Given request ▸
Extract the entries in their exact form.

== Task inputs

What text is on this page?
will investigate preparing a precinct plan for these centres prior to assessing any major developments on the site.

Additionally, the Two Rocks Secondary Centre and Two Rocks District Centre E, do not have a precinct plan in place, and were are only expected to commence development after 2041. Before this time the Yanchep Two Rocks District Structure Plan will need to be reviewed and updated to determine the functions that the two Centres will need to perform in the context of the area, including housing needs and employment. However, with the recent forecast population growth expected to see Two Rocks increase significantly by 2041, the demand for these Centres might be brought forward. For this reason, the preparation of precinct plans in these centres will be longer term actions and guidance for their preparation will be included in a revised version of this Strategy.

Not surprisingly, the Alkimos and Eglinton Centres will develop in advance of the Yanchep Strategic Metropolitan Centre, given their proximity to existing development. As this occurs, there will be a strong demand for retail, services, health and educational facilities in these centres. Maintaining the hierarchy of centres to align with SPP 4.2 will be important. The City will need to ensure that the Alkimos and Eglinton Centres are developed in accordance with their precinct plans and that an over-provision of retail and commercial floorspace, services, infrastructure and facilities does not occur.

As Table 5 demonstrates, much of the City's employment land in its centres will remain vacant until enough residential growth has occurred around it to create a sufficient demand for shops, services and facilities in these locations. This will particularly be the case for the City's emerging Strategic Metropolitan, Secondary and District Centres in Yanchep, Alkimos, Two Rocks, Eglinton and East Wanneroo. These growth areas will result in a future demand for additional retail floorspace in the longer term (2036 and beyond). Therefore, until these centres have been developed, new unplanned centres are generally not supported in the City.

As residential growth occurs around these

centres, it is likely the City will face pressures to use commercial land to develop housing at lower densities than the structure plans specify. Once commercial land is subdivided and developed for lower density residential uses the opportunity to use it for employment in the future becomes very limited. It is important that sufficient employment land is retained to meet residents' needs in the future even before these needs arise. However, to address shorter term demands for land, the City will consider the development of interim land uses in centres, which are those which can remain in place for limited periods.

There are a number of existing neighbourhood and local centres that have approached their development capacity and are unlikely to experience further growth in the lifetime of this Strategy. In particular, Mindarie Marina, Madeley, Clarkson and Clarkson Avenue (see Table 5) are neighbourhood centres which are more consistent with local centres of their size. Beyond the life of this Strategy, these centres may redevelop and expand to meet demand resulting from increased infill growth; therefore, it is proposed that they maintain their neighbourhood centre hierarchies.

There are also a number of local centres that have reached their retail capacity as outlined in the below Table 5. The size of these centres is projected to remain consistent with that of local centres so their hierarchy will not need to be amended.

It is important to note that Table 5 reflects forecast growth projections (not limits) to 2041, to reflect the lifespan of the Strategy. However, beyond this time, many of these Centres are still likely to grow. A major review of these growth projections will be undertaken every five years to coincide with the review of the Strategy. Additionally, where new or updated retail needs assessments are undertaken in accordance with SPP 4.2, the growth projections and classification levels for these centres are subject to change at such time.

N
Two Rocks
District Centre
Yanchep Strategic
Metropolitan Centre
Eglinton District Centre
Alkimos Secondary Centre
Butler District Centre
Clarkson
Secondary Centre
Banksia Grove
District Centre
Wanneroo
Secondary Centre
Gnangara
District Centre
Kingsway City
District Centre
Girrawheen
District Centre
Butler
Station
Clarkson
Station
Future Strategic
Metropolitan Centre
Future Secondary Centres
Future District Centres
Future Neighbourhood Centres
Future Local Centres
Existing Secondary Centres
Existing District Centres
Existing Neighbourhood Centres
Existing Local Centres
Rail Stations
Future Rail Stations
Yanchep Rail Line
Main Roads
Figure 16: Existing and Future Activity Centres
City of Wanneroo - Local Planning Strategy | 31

====

Reply to the task ▸
What text is on this page?
will investigate preparing a precinct plan for these centres prior to assessing any major developments on the site.

Additionally, the Two Rocks Secondary Centre and Two Rocks District Centre E, do not have a precinct plan in place, and were are only expected to commence development after 2041. Before this time the Yanchep Two Rocks District Structure Plan will need to be reviewed and updated to determine the functions that the two Centres will need to perform in the context of the area, including housing needs and employment. However, with the recent forecast population growth expected to see Two Rocks increase significantly by 2041, the demand for these Centres might be brought forward. For this reason, the preparation of precinct plans in these centres will be longer term actions and guidance for their preparation will be included in a revised version of this Strategy.

Not surprisingly, the Alkimos and Eglinton Centres will develop in advance of the Yanchep Strategic Metropolitan Centre, given their proximity to existing development. As this occurs, there will be a strong demand for retail, services, health and educational facilities in these centres. Maintaining the hierarchy of centres to align with SPP 4.2 will be important. The City will need to ensure that the Alkimos and Eglinton Centres are developed in accordance with their precinct plans and that an over-provision of retail and commercial floorspace, services, infrastructure and facilities does not occur.

As Table 5 demonstrates, much of the City's employment land in its centres will remain vacant until enough residential growth has occurred around it to create a sufficient demand for shops, services and facilities in these locations. This will particularly be the case for the City's emerging Strategic Metropolitan, Secondary and District Centres in Yanchep, Alkimos, Two Rocks, Eglinton and East Wanneroo. These growth areas will result in a future demand for additional retail floorspace in the longer term (2036 and beyond). Therefore, until these centres have been developed, new unplanned centres are generally not supported in the City.

As residential growth occurs around these

centres, it is likely the City will face pressures to use commercial land to develop housing at lower densities than the structure plans specify. Once commercial land is subdivided and developed for lower density residential uses the opportunity to use it for employment in the future becomes very limited. It is important that sufficient employment land is retained to meet residents' needs in the future even before these needs arise. However, to address shorter term demands for land, the City will consider the development of interim land uses in centres, which are those which can remain in place for limited periods.

There are a number of existing neighbourhood and local centres that have approached their development capacity and are unlikely to experience further growth in the lifetime of this Strategy. In particular, Mindarie Marina, Madeley, Clarkson and Clarkson Avenue (see Table 5) are neighbourhood centres which are more consistent with local centres of their size. Beyond the life of this Strategy, these centres may redevelop and expand to meet demand resulting from increased infill growth; therefore, it is proposed that they maintain their neighbourhood centre hierarchies.

There are also a number of local centres that have reached their retail capacity as outlined in the below Table 5. The size of these centres is projected to remain consistent with that of local centres so their hierarchy will not need to be amended.

It is important to note that Table 5 reflects forecast growth projections (not limits) to 2041, to reflect the lifespan of the Strategy. However, beyond this time, many of these Centres are still likely to grow. A major review of these growth projections will be undertaken every five years to coincide with the review of the Strategy. Additionally, where new or updated retail needs assessments are undertaken in accordance with SPP 4.2, the growth projections and classification levels for these centres are subject to change at such time.

N
Two Rocks
District Centre
Yanchep Strategic
Metropolitan Centre
Eglinton District Centre
Alkimos Secondary Centre
Butler District Centre
Clarkson
Secondary Centre
Banksia Grove
District Centre
Wanneroo
Secondary Centre
Gnangara
District Centre
Kingsway City
District Centre
Girrawheen
District Centre
Butler
Station
Clarkson
Station
Future Strategic
Metropolitan Centre
Future Secondary Centres
Future District Centres
Future Neighbourhood Centres
Future Local Centres
Existing Secondary Centres
Existing District Centres
Existing Neighbourhood Centres
Existing Local Centres
Rail Stations
Future Rail Stations
Yanchep Rail Line
Main Roads
Figure 16: Existing and Future Activity Centres
City of Wanneroo - Local Planning Strategy | 31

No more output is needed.